Your instructions:
Identify the lines that contain the word "poprzedniego", then copy them.

## begin

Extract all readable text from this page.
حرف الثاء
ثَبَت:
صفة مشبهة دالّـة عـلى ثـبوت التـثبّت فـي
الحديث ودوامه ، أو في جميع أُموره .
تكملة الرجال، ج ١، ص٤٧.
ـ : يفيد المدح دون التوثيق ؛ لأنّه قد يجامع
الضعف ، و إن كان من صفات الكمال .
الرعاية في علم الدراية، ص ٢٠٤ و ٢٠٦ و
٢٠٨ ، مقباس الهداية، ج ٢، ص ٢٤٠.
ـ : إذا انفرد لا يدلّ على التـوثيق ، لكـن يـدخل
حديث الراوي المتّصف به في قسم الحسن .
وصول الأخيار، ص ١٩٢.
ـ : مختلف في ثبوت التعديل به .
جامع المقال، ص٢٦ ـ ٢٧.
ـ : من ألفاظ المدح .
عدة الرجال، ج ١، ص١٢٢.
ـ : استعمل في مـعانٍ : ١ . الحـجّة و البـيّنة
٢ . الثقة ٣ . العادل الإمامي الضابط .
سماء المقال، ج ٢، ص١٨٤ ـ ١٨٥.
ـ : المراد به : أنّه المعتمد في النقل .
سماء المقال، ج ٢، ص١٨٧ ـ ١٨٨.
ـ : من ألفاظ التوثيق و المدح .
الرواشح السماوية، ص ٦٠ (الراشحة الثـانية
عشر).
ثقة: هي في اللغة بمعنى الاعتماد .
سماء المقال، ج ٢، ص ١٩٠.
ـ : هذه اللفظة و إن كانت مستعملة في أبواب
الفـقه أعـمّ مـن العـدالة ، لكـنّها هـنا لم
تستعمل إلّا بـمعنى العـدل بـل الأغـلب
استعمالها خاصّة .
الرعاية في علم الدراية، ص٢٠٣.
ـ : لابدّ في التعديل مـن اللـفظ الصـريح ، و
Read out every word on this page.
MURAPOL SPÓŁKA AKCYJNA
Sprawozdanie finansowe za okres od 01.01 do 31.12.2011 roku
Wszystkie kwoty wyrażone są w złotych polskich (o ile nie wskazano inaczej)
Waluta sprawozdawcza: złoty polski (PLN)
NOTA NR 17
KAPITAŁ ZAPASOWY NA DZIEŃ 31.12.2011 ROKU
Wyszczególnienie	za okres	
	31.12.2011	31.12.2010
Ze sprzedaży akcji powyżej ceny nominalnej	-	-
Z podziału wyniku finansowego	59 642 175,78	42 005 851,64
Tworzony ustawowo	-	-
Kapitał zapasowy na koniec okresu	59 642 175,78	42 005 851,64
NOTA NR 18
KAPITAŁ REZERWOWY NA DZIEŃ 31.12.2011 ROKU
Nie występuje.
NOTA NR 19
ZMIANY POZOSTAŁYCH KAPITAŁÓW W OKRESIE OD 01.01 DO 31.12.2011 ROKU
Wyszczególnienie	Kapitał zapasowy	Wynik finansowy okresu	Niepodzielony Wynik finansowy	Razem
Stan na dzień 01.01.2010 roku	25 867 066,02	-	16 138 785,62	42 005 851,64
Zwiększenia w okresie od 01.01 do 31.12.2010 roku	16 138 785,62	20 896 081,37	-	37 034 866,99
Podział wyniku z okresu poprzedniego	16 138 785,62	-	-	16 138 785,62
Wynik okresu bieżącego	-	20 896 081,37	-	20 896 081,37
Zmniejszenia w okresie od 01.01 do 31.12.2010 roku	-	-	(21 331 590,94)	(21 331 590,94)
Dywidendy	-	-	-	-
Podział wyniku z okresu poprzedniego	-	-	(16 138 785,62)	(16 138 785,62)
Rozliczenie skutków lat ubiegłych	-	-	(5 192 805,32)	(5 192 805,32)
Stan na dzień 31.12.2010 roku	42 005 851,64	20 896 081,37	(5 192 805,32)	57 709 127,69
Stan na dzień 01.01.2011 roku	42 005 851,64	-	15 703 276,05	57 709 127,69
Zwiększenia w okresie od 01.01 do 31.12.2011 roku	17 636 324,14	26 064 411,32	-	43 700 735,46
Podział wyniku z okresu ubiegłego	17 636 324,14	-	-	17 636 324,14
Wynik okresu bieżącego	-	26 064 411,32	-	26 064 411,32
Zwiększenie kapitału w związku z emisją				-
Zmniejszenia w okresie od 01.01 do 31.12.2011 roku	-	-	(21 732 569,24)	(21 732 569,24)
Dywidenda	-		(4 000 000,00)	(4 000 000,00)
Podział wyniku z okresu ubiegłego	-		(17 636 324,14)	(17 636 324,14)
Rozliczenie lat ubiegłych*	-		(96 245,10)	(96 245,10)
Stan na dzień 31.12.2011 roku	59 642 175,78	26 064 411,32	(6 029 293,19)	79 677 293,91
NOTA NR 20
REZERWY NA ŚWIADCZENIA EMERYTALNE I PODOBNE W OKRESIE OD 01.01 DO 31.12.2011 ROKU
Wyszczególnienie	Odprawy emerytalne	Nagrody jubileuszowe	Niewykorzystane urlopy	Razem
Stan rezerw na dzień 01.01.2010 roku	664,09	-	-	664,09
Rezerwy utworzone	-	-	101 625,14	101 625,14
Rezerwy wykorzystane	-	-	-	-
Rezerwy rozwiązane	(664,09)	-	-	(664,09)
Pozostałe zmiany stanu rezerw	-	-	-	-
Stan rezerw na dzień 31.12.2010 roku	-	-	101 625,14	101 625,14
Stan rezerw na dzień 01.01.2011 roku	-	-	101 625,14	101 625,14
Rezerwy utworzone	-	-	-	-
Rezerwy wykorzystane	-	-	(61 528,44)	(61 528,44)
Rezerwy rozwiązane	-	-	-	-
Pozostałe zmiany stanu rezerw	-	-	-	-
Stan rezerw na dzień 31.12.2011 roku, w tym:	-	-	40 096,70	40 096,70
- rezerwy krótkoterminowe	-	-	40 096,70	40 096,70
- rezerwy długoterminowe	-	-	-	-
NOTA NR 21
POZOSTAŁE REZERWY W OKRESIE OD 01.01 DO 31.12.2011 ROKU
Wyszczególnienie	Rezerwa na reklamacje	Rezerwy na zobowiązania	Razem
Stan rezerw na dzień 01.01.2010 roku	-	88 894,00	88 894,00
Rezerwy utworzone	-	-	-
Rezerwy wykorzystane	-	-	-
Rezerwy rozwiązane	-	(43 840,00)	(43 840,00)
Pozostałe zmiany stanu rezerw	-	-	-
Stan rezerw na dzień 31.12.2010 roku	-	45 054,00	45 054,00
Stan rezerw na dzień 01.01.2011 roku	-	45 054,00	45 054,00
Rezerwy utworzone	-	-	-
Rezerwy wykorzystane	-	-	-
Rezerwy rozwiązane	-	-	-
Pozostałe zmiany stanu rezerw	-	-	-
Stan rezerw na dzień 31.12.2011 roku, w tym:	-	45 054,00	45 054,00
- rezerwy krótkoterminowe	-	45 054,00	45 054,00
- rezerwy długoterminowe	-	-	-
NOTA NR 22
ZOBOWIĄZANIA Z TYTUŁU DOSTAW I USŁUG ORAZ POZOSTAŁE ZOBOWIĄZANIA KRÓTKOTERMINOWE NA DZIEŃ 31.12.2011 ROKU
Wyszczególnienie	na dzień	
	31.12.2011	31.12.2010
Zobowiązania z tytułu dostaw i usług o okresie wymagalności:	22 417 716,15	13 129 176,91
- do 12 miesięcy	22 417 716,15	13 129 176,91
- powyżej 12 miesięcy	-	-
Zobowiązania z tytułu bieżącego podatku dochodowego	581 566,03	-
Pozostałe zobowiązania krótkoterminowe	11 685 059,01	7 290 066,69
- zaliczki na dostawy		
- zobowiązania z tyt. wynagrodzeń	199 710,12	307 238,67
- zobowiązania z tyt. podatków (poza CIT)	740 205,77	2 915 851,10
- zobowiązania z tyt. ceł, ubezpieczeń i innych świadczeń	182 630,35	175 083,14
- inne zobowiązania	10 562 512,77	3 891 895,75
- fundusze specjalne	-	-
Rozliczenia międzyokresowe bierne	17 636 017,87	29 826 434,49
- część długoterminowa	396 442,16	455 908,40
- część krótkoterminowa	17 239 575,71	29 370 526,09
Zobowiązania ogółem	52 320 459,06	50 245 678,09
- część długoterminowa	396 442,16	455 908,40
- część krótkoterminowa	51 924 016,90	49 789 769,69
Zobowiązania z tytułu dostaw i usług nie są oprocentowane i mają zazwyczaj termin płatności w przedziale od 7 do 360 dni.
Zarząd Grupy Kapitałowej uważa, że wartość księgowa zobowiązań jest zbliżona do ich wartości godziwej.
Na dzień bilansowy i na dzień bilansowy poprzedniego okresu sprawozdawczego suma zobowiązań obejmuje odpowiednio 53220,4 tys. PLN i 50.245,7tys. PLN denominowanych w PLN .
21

## end

Answer:
Podział wyniku z okresu poprzedniego	16 138 785,62	-	-	16 138 785,62
Podział wyniku z okresu poprzedniego	-	-	(16 138 785,62)	(16 138 785,62)
Na dzień bilansowy i na dzień bilansowy poprzedniego okresu sprawozdawczego suma zobowiązań obejmuje odpowiednio 53220,4 tys. PLN i 50.245,7tys. PLN denominowanych w PLN .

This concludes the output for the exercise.